STATED TASK.
Each line that contains the word "this" counts once; give the total for the records below and nothing else.

TASK MATERIAL.

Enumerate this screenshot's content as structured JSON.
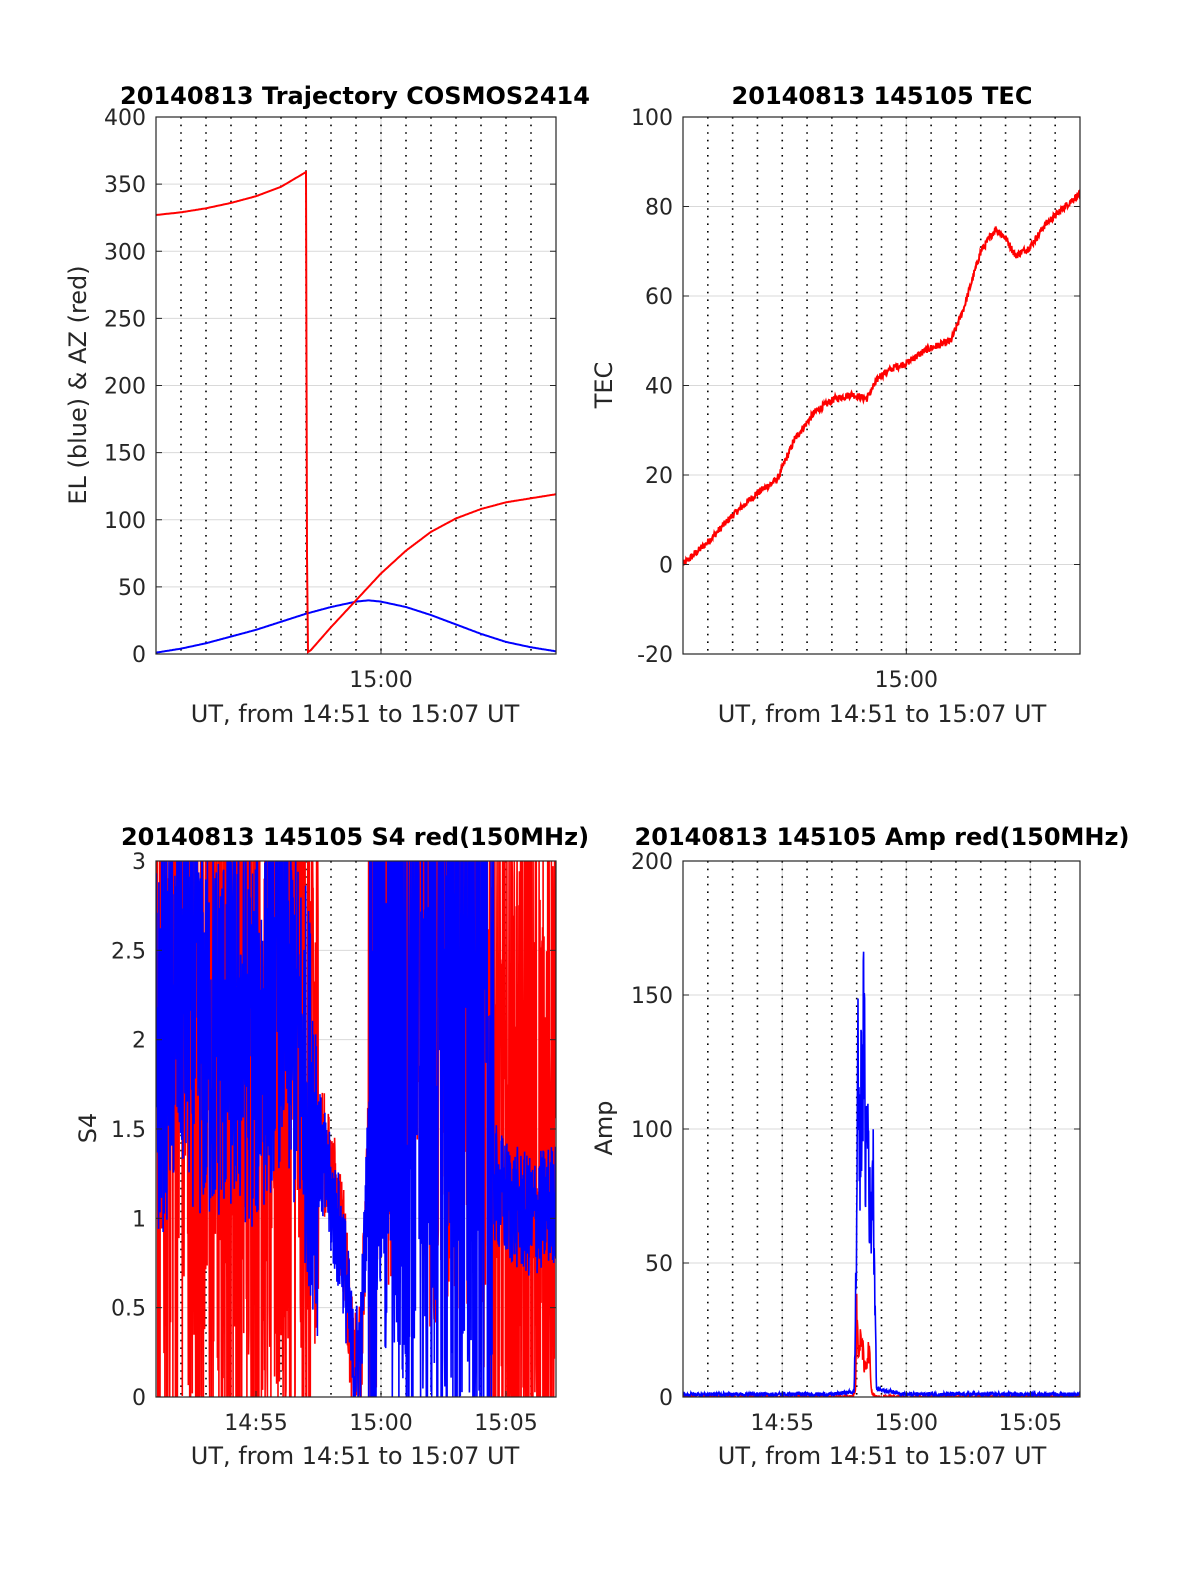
{
  "colors": {
    "el": "#0000ff",
    "az": "#ff0000",
    "grid_minor": "#000000",
    "grid_major": "#d9d9d9",
    "axis": "#262626"
  },
  "chart_data": [
    {
      "id": "trajectory",
      "type": "line",
      "title": "20140813 Trajectory COSMOS2414",
      "xlabel": "UT, from 14:51 to 15:07 UT",
      "ylabel": "EL (blue) & AZ (red)",
      "xlim_minutes": [
        0,
        16
      ],
      "xtick_minute": [
        9
      ],
      "xtick_labels": [
        "15:00"
      ],
      "ylim": [
        0,
        400
      ],
      "yticks": [
        0,
        50,
        100,
        150,
        200,
        250,
        300,
        350,
        400
      ],
      "ytick_labels": [
        "0",
        "50",
        "100",
        "150",
        "200",
        "250",
        "300",
        "350",
        "400"
      ],
      "series": [
        {
          "name": "EL",
          "color": "#0000ff",
          "x": [
            0,
            1,
            2,
            3,
            4,
            5,
            6,
            7,
            8,
            8.5,
            9,
            10,
            11,
            12,
            13,
            14,
            15,
            16
          ],
          "y": [
            1,
            4,
            8,
            13,
            18,
            24,
            30,
            35,
            39,
            40,
            39,
            35,
            29,
            22,
            15,
            9,
            5,
            2
          ]
        },
        {
          "name": "AZ",
          "color": "#ff0000",
          "x": [
            0,
            1,
            2,
            3,
            4,
            5,
            6,
            6.05,
            6.2,
            7,
            8,
            9,
            10,
            11,
            12,
            13,
            14,
            15,
            16
          ],
          "y": [
            327,
            329,
            332,
            336,
            341,
            348,
            359,
            1,
            3,
            20,
            40,
            60,
            77,
            91,
            101,
            108,
            113,
            116,
            119
          ]
        }
      ]
    },
    {
      "id": "tec",
      "type": "line",
      "title": "20140813 145105 TEC",
      "xlabel": "UT, from 14:51 to 15:07 UT",
      "ylabel": "TEC",
      "xlim_minutes": [
        0,
        16
      ],
      "xtick_minute": [
        9
      ],
      "xtick_labels": [
        "15:00"
      ],
      "ylim": [
        -20,
        100
      ],
      "yticks": [
        -20,
        0,
        20,
        40,
        60,
        80,
        100
      ],
      "ytick_labels": [
        "-20",
        "0",
        "20",
        "40",
        "60",
        "80",
        "100"
      ],
      "series": [
        {
          "name": "TEC",
          "color": "#ff0000",
          "x": [
            0,
            1,
            2,
            3,
            3.8,
            4.5,
            5.3,
            6.1,
            6.8,
            7.4,
            7.9,
            8.5,
            9.0,
            9.8,
            10.8,
            11.3,
            12.0,
            12.6,
            13.0,
            13.4,
            14.0,
            14.6,
            15.2,
            16.0
          ],
          "y": [
            0,
            5,
            11,
            16,
            19,
            28,
            34,
            37,
            38,
            37,
            42,
            44,
            45,
            48,
            50,
            57,
            70,
            75,
            73,
            69,
            71,
            76,
            79,
            83
          ]
        }
      ]
    },
    {
      "id": "s4",
      "type": "line",
      "title": "20140813 145105 S4 red(150MHz)",
      "xlabel": "UT, from 14:51 to 15:07 UT",
      "ylabel": "S4",
      "xlim_minutes": [
        0,
        16
      ],
      "xtick_minute": [
        4,
        9,
        14
      ],
      "xtick_labels": [
        "14:55",
        "15:00",
        "15:05"
      ],
      "ylim": [
        0,
        3
      ],
      "yticks": [
        0,
        0.5,
        1,
        1.5,
        2,
        2.5,
        3
      ],
      "ytick_labels": [
        "0",
        "0.5",
        "1",
        "1.5",
        "2",
        "2.5",
        "3"
      ],
      "series": [
        {
          "name": "S4 red",
          "color": "#ff0000",
          "x": [
            0,
            1,
            2,
            3,
            4,
            5,
            6,
            6.5,
            7,
            7.5,
            7.9,
            8.2,
            8.5,
            9,
            10,
            11,
            12,
            13,
            13.5,
            14,
            15,
            16
          ],
          "y": [
            1.8,
            2.4,
            1.9,
            2.2,
            2.1,
            2.3,
            1.9,
            1.5,
            1.2,
            0.9,
            0.1,
            0.2,
            1.5,
            2.8,
            3.0,
            2.7,
            2.9,
            2.8,
            1.3,
            1.0,
            1.1,
            1.0
          ]
        },
        {
          "name": "S4 blue",
          "color": "#0000ff",
          "x": [
            0,
            1,
            2,
            3,
            4,
            5,
            6,
            6.5,
            7,
            7.5,
            7.9,
            8.2,
            8.5,
            9,
            10,
            11,
            12,
            13,
            13.5,
            14,
            15,
            16
          ],
          "y": [
            1.9,
            2.3,
            2.0,
            2.1,
            2.0,
            2.4,
            1.8,
            1.4,
            1.1,
            0.8,
            0.15,
            0.3,
            1.4,
            2.5,
            2.0,
            2.2,
            1.9,
            2.1,
            1.2,
            1.1,
            1.0,
            1.1
          ]
        }
      ]
    },
    {
      "id": "amp",
      "type": "line",
      "title": "20140813 145105 Amp red(150MHz)",
      "xlabel": "UT, from 14:51 to 15:07 UT",
      "ylabel": "Amp",
      "xlim_minutes": [
        0,
        16
      ],
      "xtick_minute": [
        4,
        9,
        14
      ],
      "xtick_labels": [
        "14:55",
        "15:00",
        "15:05"
      ],
      "ylim": [
        0,
        200
      ],
      "yticks": [
        0,
        50,
        100,
        150,
        200
      ],
      "ytick_labels": [
        "0",
        "50",
        "100",
        "150",
        "200"
      ],
      "series": [
        {
          "name": "Amp red",
          "color": "#ff0000",
          "x": [
            0,
            6.8,
            6.95,
            7.0,
            7.1,
            7.2,
            7.3,
            7.5,
            7.6,
            7.8,
            16
          ],
          "y": [
            0,
            0,
            2,
            30,
            15,
            25,
            10,
            18,
            2,
            0,
            0
          ]
        },
        {
          "name": "Amp blue",
          "color": "#0000ff",
          "x": [
            0,
            3,
            6,
            6.9,
            7.0,
            7.05,
            7.1,
            7.2,
            7.3,
            7.35,
            7.45,
            7.55,
            7.65,
            7.8,
            9,
            12,
            16
          ],
          "y": [
            1,
            1,
            1,
            2,
            60,
            153,
            80,
            120,
            133,
            90,
            105,
            60,
            90,
            3,
            1,
            1,
            1
          ]
        }
      ]
    }
  ]
}
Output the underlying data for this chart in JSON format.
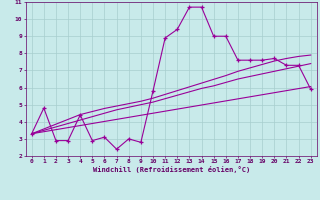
{
  "x_values": [
    0,
    1,
    2,
    3,
    4,
    5,
    6,
    7,
    8,
    9,
    10,
    11,
    12,
    13,
    14,
    15,
    16,
    17,
    18,
    19,
    20,
    21,
    22,
    23
  ],
  "y_main": [
    3.3,
    4.8,
    2.9,
    2.9,
    4.4,
    2.9,
    3.1,
    2.4,
    3.0,
    2.8,
    5.8,
    8.9,
    9.4,
    10.7,
    10.7,
    9.0,
    9.0,
    7.6,
    7.6,
    7.6,
    7.7,
    7.3,
    7.3,
    5.9
  ],
  "trend_low": [
    3.3,
    3.42,
    3.54,
    3.66,
    3.78,
    3.9,
    4.02,
    4.14,
    4.26,
    4.38,
    4.5,
    4.62,
    4.74,
    4.86,
    4.98,
    5.1,
    5.22,
    5.34,
    5.46,
    5.58,
    5.7,
    5.82,
    5.94,
    6.06
  ],
  "trend_mid": [
    3.3,
    3.5,
    3.7,
    3.9,
    4.1,
    4.3,
    4.5,
    4.7,
    4.85,
    5.0,
    5.15,
    5.35,
    5.55,
    5.75,
    5.95,
    6.1,
    6.3,
    6.5,
    6.65,
    6.8,
    6.95,
    7.1,
    7.25,
    7.4
  ],
  "trend_high": [
    3.3,
    3.58,
    3.86,
    4.14,
    4.42,
    4.6,
    4.78,
    4.92,
    5.06,
    5.2,
    5.38,
    5.6,
    5.82,
    6.04,
    6.26,
    6.48,
    6.7,
    6.95,
    7.15,
    7.35,
    7.55,
    7.7,
    7.82,
    7.9
  ],
  "line_color": "#990099",
  "bg_color": "#c8eaea",
  "grid_color": "#a8cece",
  "xlabel": "Windchill (Refroidissement éolien,°C)",
  "ylim": [
    2,
    11
  ],
  "xlim": [
    -0.5,
    23.5
  ],
  "yticks": [
    2,
    3,
    4,
    5,
    6,
    7,
    8,
    9,
    10,
    11
  ],
  "xticks": [
    0,
    1,
    2,
    3,
    4,
    5,
    6,
    7,
    8,
    9,
    10,
    11,
    12,
    13,
    14,
    15,
    16,
    17,
    18,
    19,
    20,
    21,
    22,
    23
  ],
  "font_color": "#660066",
  "tick_fontsize": 4.5,
  "xlabel_fontsize": 5.0,
  "line_width": 0.8,
  "marker_size": 3.5
}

WRITTEN REPLY.
2